→ **Written instruction**: Output the full listing below exactly as it reads, and skip anything that is a picture.

→ **Material provided**:
◆ ◆ ◆ ◆ ◆

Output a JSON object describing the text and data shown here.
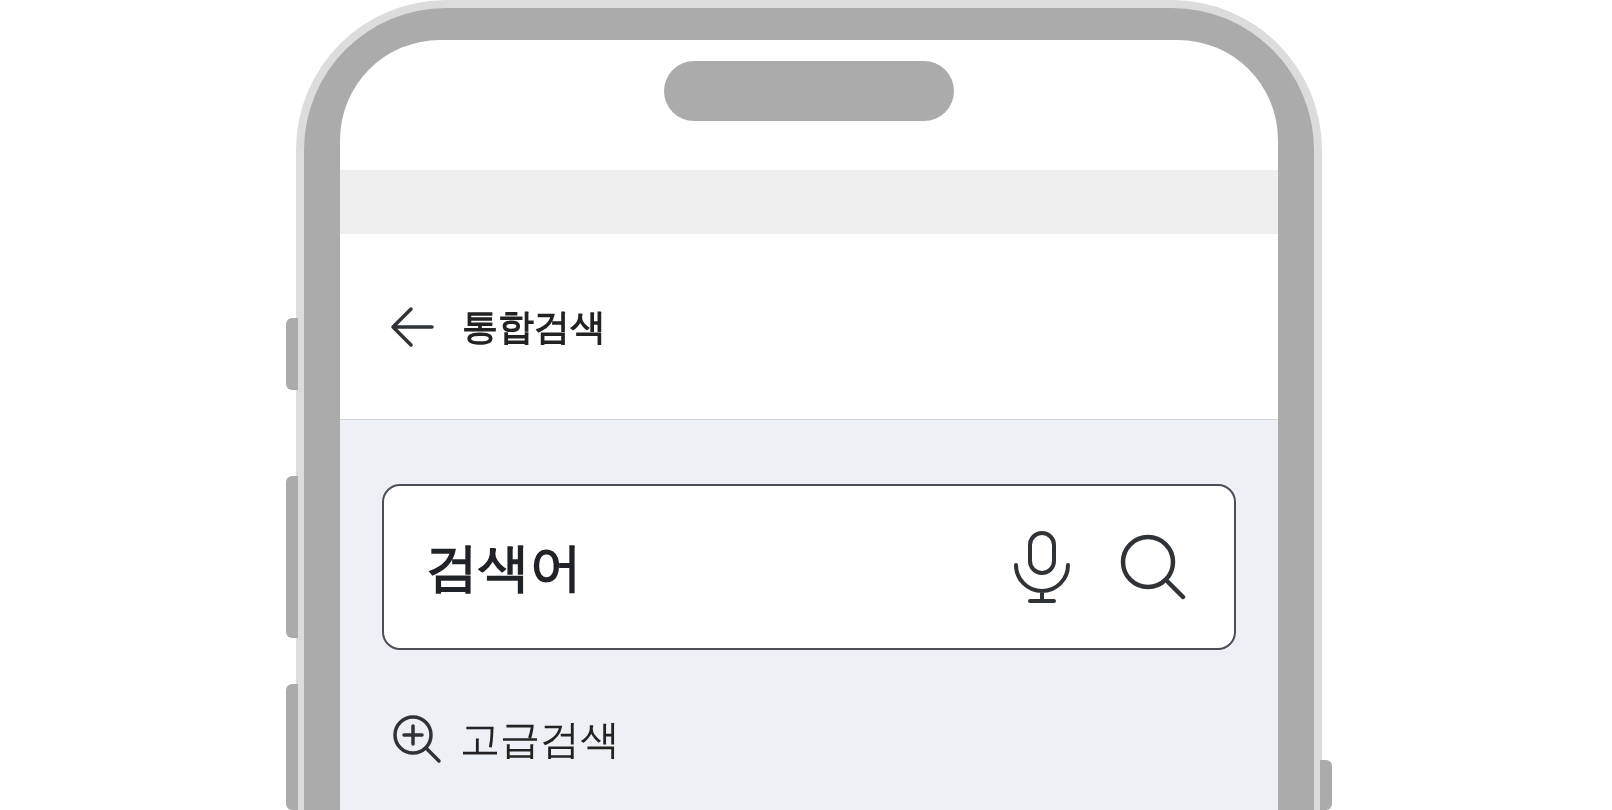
{
  "header": {
    "title": "통합검색"
  },
  "search": {
    "placeholder": "검색어"
  },
  "advanced_search": {
    "label": "고급검색"
  }
}
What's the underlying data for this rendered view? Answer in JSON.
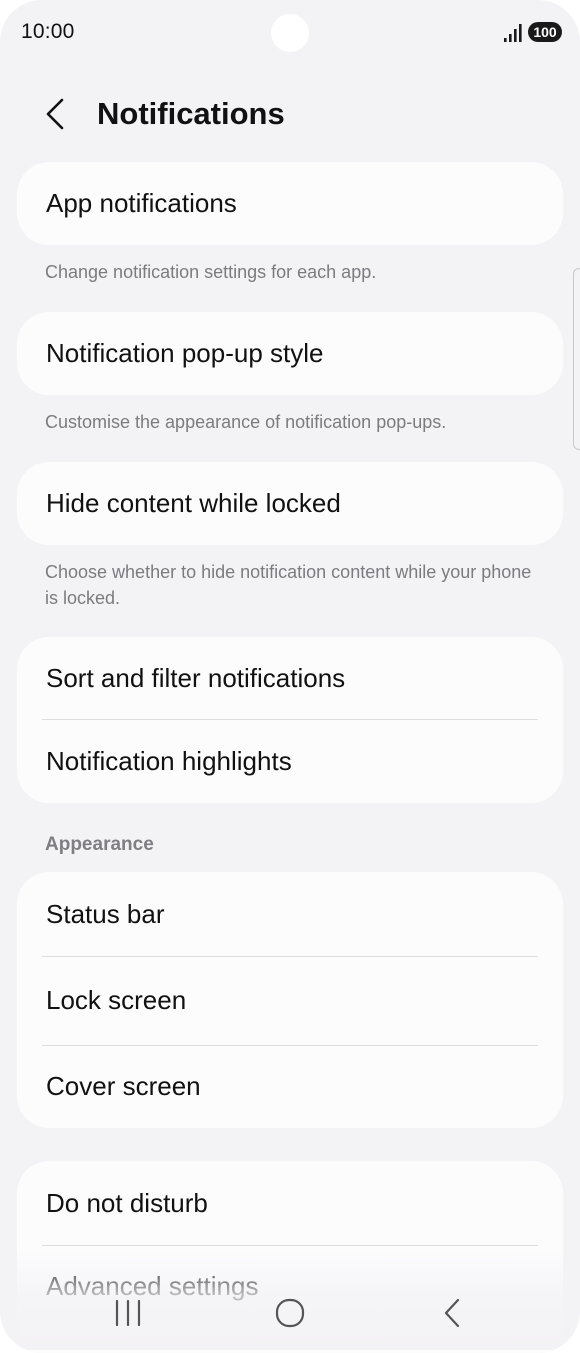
{
  "status_bar": {
    "time": "10:00",
    "battery": "100",
    "signal_icon": "cellular-signal-icon"
  },
  "header": {
    "back_icon": "chevron-left-icon",
    "title": "Notifications"
  },
  "items": {
    "app_notifications": {
      "label": "App notifications",
      "description": "Change notification settings for each app."
    },
    "popup_style": {
      "label": "Notification pop-up style",
      "description": "Customise the appearance of notification pop-ups."
    },
    "hide_content": {
      "label": "Hide content while locked",
      "description": "Choose whether to hide notification content while your phone is locked."
    },
    "sort_filter": {
      "label": "Sort and filter notifications"
    },
    "highlights": {
      "label": "Notification highlights"
    }
  },
  "appearance": {
    "section_title": "Appearance",
    "items": [
      {
        "label": "Status bar"
      },
      {
        "label": "Lock screen"
      },
      {
        "label": "Cover screen"
      }
    ]
  },
  "bottom_group": {
    "items": [
      {
        "label": "Do not disturb"
      },
      {
        "label": "Advanced settings"
      }
    ]
  },
  "nav_bar": {
    "recents_icon": "recents-icon",
    "home_icon": "home-icon",
    "back_icon": "back-icon"
  },
  "colors": {
    "background": "#f3f2f5",
    "card": "#fcfcfd",
    "text_primary": "#111111",
    "text_secondary": "#7c7b80"
  }
}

◆ ◆ ◆ ◆ ◆

→ **Correct answer**:
Output a JSON object describing the text and data shown here.
{
  "header": {
    "title": "통합검색"
  },
  "search": {
    "placeholder": "검색어"
  },
  "advanced_search": {
    "label": "고급검색"
  }
}
What's the underlying data for this rendered view? Answer in JSON.
{
  "status_bar": {
    "time": "10:00",
    "battery": "100",
    "signal_icon": "cellular-signal-icon"
  },
  "header": {
    "back_icon": "chevron-left-icon",
    "title": "Notifications"
  },
  "items": {
    "app_notifications": {
      "label": "App notifications",
      "description": "Change notification settings for each app."
    },
    "popup_style": {
      "label": "Notification pop-up style",
      "description": "Customise the appearance of notification pop-ups."
    },
    "hide_content": {
      "label": "Hide content while locked",
      "description": "Choose whether to hide notification content while your phone is locked."
    },
    "sort_filter": {
      "label": "Sort and filter notifications"
    },
    "highlights": {
      "label": "Notification highlights"
    }
  },
  "appearance": {
    "section_title": "Appearance",
    "items": [
      {
        "label": "Status bar"
      },
      {
        "label": "Lock screen"
      },
      {
        "label": "Cover screen"
      }
    ]
  },
  "bottom_group": {
    "items": [
      {
        "label": "Do not disturb"
      },
      {
        "label": "Advanced settings"
      }
    ]
  },
  "nav_bar": {
    "recents_icon": "recents-icon",
    "home_icon": "home-icon",
    "back_icon": "back-icon"
  },
  "colors": {
    "background": "#f3f2f5",
    "card": "#fcfcfd",
    "text_primary": "#111111",
    "text_secondary": "#7c7b80"
  }
}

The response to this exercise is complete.